TASK OBJECTIVE:
Filter the entries below, keeping only lines with the word "recording".

Stored data:
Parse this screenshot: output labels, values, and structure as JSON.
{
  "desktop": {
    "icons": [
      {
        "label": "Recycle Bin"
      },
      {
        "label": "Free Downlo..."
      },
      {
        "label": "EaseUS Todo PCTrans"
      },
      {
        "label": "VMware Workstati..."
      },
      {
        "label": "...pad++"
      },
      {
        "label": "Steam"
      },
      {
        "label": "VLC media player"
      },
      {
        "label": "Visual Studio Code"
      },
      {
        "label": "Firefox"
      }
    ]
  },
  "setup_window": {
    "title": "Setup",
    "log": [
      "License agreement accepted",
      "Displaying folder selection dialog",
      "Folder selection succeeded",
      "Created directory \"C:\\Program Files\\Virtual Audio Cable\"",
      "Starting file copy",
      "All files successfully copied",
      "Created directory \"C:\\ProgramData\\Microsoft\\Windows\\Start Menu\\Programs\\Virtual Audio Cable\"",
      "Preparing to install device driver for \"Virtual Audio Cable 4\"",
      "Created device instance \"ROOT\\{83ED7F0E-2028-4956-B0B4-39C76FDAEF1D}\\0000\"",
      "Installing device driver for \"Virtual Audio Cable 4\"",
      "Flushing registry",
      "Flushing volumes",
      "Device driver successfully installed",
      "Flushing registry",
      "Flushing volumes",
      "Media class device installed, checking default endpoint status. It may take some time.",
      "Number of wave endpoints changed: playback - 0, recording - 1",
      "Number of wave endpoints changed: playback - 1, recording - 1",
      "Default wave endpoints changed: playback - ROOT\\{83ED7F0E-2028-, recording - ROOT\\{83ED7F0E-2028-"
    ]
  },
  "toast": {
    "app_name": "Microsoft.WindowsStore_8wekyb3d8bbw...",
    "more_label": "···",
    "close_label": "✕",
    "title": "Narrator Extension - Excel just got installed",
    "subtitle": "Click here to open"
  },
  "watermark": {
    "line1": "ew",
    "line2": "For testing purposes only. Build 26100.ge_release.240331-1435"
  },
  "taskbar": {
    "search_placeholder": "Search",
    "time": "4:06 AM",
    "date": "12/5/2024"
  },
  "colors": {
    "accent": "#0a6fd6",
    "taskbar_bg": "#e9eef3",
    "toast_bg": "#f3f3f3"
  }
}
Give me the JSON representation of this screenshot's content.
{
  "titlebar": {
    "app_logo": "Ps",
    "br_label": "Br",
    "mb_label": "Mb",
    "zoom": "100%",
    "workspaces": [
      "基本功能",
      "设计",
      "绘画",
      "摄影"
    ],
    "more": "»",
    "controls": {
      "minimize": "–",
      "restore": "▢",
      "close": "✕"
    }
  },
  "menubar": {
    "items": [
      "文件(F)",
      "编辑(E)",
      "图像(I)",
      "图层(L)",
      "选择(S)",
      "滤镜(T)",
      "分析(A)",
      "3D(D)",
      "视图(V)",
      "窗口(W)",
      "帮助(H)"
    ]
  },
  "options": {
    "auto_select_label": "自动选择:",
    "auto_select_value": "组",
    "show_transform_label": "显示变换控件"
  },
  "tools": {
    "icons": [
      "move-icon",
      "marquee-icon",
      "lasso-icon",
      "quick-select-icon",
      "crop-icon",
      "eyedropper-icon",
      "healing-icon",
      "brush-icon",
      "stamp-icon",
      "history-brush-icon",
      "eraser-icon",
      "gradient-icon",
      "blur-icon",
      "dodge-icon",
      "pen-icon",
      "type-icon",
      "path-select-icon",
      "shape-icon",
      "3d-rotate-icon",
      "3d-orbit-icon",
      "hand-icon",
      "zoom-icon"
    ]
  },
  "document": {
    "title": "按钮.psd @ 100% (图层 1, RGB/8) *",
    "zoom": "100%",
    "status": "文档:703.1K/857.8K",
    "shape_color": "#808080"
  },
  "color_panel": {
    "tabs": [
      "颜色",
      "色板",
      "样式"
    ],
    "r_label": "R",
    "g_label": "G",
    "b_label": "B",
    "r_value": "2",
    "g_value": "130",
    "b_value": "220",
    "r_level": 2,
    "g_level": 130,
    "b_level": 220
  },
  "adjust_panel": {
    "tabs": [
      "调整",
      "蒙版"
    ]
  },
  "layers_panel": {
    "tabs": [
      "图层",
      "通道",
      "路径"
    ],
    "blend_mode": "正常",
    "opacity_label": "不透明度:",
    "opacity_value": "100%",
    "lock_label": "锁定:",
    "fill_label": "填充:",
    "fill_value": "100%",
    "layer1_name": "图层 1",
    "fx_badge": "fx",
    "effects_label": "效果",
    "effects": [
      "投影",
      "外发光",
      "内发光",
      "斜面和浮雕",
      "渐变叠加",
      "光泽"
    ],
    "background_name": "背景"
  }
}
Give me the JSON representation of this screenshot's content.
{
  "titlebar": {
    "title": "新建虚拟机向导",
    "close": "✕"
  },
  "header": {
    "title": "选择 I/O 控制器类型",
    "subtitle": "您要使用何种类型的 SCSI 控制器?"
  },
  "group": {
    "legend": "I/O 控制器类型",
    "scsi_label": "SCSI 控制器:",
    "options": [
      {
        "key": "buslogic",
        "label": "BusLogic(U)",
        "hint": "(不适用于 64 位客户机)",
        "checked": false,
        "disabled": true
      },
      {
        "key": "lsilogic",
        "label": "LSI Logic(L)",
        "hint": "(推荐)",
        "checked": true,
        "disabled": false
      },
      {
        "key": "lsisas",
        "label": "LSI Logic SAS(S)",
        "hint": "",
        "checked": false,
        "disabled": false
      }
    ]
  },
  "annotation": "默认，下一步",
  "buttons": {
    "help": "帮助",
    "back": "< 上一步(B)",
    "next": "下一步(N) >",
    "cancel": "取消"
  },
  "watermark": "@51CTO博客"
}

TASK RESPONSE:
      "Number of wave endpoints changed: playback - 0, recording - 1",
      "Number of wave endpoints changed: playback - 1, recording - 1",
      "Default wave endpoints changed: playback - ROOT\\{83ED7F0E-2028-, recording - ROOT\\{83ED7F0E-2028-"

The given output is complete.